Records:

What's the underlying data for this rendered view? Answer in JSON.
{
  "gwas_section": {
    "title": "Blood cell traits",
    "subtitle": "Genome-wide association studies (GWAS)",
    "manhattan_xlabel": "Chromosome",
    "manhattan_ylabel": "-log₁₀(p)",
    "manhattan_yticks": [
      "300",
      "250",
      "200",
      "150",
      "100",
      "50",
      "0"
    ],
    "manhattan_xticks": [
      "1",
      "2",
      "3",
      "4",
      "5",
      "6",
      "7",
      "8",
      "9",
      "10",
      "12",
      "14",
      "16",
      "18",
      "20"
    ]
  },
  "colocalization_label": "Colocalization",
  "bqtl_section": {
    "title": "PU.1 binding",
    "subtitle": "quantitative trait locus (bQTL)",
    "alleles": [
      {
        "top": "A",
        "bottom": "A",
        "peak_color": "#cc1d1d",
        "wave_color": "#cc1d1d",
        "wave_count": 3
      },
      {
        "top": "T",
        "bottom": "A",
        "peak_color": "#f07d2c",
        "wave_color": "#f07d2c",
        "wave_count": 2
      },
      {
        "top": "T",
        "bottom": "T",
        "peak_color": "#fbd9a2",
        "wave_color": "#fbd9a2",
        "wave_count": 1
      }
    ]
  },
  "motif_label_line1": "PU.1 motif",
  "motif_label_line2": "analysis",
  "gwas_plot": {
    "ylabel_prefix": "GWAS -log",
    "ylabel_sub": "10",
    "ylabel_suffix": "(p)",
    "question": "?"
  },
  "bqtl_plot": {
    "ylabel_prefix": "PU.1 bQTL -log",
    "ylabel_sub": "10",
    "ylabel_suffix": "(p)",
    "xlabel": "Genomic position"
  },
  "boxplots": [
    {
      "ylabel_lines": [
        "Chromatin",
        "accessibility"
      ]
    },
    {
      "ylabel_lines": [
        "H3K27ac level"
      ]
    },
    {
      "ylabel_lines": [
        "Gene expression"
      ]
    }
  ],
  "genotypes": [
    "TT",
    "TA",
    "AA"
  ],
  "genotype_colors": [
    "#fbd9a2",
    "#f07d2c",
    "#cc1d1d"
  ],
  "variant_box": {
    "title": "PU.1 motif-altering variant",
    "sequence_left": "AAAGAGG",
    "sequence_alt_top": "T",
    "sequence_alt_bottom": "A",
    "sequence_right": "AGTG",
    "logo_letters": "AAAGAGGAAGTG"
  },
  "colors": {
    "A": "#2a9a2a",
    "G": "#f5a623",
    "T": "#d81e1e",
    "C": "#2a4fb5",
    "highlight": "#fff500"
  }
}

==

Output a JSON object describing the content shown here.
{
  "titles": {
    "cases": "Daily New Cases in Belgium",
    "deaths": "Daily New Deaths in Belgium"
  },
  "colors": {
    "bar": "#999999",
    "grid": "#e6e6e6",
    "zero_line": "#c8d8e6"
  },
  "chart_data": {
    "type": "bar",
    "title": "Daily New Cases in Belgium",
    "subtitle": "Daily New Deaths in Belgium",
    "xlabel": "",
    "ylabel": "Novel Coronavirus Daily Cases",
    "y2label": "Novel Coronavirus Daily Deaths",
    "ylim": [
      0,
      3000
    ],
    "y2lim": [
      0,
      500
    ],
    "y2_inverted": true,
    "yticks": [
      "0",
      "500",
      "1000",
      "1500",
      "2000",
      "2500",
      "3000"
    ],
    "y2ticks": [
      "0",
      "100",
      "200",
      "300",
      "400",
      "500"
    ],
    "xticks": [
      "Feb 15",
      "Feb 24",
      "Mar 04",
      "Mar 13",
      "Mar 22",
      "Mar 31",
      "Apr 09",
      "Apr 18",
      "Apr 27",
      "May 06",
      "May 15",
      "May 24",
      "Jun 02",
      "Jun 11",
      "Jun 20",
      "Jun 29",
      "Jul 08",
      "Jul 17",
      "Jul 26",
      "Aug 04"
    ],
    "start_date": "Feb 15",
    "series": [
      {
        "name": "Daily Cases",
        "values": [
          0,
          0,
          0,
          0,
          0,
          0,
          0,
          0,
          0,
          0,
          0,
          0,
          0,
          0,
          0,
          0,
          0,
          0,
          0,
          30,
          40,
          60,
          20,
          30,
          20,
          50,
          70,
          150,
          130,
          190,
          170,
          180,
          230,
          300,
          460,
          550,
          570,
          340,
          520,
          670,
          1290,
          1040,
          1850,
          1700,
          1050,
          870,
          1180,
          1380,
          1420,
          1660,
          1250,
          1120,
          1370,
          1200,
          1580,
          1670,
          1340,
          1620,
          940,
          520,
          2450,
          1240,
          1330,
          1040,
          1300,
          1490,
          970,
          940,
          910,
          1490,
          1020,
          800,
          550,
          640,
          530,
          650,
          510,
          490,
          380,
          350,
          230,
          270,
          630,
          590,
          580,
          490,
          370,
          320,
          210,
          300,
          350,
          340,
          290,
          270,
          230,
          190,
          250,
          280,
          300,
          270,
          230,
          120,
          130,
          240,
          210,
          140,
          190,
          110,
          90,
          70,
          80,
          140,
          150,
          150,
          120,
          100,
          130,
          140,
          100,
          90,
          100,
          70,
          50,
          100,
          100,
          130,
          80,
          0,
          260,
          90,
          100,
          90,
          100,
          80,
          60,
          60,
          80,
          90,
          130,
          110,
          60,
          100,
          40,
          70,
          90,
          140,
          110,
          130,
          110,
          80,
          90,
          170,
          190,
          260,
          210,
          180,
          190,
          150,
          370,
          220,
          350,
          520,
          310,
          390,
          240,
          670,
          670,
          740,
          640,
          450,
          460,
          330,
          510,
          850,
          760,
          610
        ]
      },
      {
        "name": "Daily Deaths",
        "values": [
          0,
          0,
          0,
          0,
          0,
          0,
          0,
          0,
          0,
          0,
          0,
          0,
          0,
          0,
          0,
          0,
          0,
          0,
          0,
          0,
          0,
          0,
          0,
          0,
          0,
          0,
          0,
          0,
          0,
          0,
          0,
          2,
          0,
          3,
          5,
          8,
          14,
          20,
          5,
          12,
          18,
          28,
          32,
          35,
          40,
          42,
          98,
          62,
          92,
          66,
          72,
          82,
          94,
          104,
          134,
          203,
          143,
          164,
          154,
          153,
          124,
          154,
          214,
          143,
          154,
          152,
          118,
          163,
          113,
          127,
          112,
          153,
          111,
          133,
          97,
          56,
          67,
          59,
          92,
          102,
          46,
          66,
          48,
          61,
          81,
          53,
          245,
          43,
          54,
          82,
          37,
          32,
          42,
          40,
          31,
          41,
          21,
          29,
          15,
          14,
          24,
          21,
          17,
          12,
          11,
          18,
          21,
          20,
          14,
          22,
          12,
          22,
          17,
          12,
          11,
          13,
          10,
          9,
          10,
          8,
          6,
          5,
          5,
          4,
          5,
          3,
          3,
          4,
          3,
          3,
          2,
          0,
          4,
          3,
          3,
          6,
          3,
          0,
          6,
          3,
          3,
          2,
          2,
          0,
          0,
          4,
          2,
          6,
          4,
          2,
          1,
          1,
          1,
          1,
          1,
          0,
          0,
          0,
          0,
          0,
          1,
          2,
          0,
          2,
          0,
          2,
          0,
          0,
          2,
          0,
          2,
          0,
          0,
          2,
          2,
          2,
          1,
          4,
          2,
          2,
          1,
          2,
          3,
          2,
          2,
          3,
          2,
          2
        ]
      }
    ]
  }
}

Work required: Could you state how many lines in the data hold the word "Daily"? Only the number should be given.

Response to the exercise: 8